Bug #15376 Unassigned multibyte codes are converted to U+0000
Submitted: 1 Dec 2005 7:56 Modified: 12 Dec 2005 7:29
Reporter: Alexander Barkov Email Updates:
Status: Duplicate Impact on me:
None 
Category:MySQL Server Severity:S3 (Non-critical)
Version:4.1 OS:
Assigned to: Assigned Account CPU Architecture:Any

[1 Dec 2005 7:56] Alexander Barkov
Description:
0x8FABF8 is a valid UJIS multibyte sequence (3 bytes) in this format:

[x8F][xA1-xFE][xA1-xFE]

corresponding to JIS-X-0212 code 0x2B78

(i.e. remove the 0x8F introducer, then substruct 0x8080 from 0xABF8).

When converting this character to UCS2, the result is 0x0000,
which is wrong.

It is true that this character doesn't have Unicode mapping,
however the expected result is to return 0x003F QUESTION MARK,
like impossible conversion usually does.

- - - -

» **DIRECTIVES**
1 - List every value written with the 0x prefix in the description of the MySQL bug report above, in the order they appear.
2 - For each statement, decide whether the MySQL bug report agrees, answering yes or no and quoting the words that settle it.
(a) The bug is marked as a duplicate.
(b) The character 0x8FABF8 has a Unicode mapping.
(c) The report rates the bug as critical.
3 - Please carry on the MySQL bug report past its last sentence.

» **SUPPLIED INFORMATION**

- - - -

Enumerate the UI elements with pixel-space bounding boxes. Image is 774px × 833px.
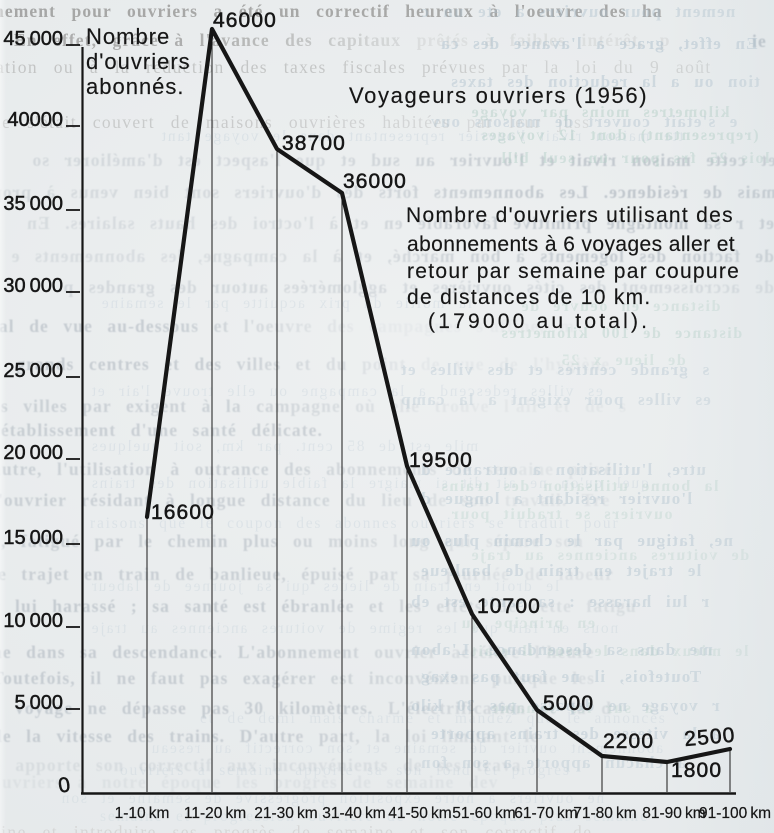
svg-text:d'ouvriers: d'ouvriers — [86, 49, 191, 74]
svg-text:5 000: 5 000 — [15, 692, 64, 714]
svg-text:45 000: 45 000 — [3, 28, 63, 50]
svg-text:25 000: 25 000 — [3, 360, 63, 382]
svg-text:91-100 km: 91-100 km — [699, 805, 771, 822]
svg-text:retour par semaine par coupure: retour par semaine par coupure — [407, 260, 740, 283]
svg-text:38700: 38700 — [282, 132, 346, 155]
svg-text:0: 0 — [57, 773, 72, 797]
svg-text:abonnements à 6 voyages aller: abonnements à 6 voyages aller et — [407, 233, 735, 256]
svg-text:40000: 40000 — [7, 109, 63, 131]
svg-text:51-60 km: 51-60 km — [452, 805, 515, 822]
svg-text:71-80 km: 71-80 km — [573, 805, 636, 822]
svg-text:abonnés.: abonnés. — [86, 74, 185, 99]
svg-text:Nombre: Nombre — [86, 24, 170, 49]
svg-text:61-70 km: 61-70 km — [514, 805, 577, 822]
svg-text:10700: 10700 — [477, 595, 541, 618]
svg-text:21-30 km: 21-30 km — [254, 805, 317, 822]
svg-text:35 000: 35 000 — [3, 193, 63, 215]
svg-text:(179000 au total).: (179000 au total). — [428, 310, 650, 333]
svg-text:19500: 19500 — [409, 449, 473, 472]
svg-text:11-20 km: 11-20 km — [184, 805, 246, 822]
svg-text:15 000: 15 000 — [3, 527, 63, 549]
svg-text:30 000: 30 000 — [3, 275, 63, 297]
svg-text:Nombre d'ouvriers utilisant de: Nombre d'ouvriers utilisant des — [406, 204, 734, 227]
svg-text:81-90 km: 81-90 km — [642, 805, 705, 822]
svg-text:1-10 km: 1-10 km — [115, 805, 170, 822]
svg-text:2200: 2200 — [603, 730, 654, 753]
svg-text:36000: 36000 — [343, 170, 407, 193]
svg-text:10 000: 10 000 — [3, 610, 63, 632]
svg-text:5000: 5000 — [543, 692, 594, 715]
svg-text:de distances de 10 km.: de distances de 10 km. — [407, 286, 652, 309]
svg-text:20 000: 20 000 — [3, 442, 63, 464]
svg-text:1800: 1800 — [671, 759, 722, 782]
svg-text:31-40 km: 31-40 km — [322, 805, 385, 822]
svg-text:2500: 2500 — [683, 724, 736, 751]
svg-text:46000: 46000 — [213, 9, 277, 32]
svg-text:Voyageurs ouvriers (1956): Voyageurs ouvriers (1956) — [349, 83, 648, 108]
svg-text:16600: 16600 — [151, 501, 215, 524]
svg-text:41-50 km: 41-50 km — [388, 805, 451, 822]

- - - -

» **ANSWERS**
1 - 0x8FABF8, 0x2B78, 0x8F, 0x8080, 0xABF8, 0x0000, 0x003F

2 -
(a) Yes: "Status: Duplicate"
(b) No: "It is true that this character doesn't have Unicode mapping"
(c) No: "Severity:S3 (Non-critical)"

3 -
How to repeat:
sql> select hex(convert(_ujis 0x8FABF8 using ucs2));
+-----------------------------------------+
| hex(convert(_ujis 0x8FABF8 using ucs2)) |
+-----------------------------------------+
| 0000                                    |
+-----------------------------------------+
1 row in set (0.00 sec)

Suggested fix:
Fix to retun 0x003F (i.e. question mark)
[12 Dec 2005 7:29] Alexander Barkov
This bug has the same sources of the problem as the #15375 does.
Closing a duplicate.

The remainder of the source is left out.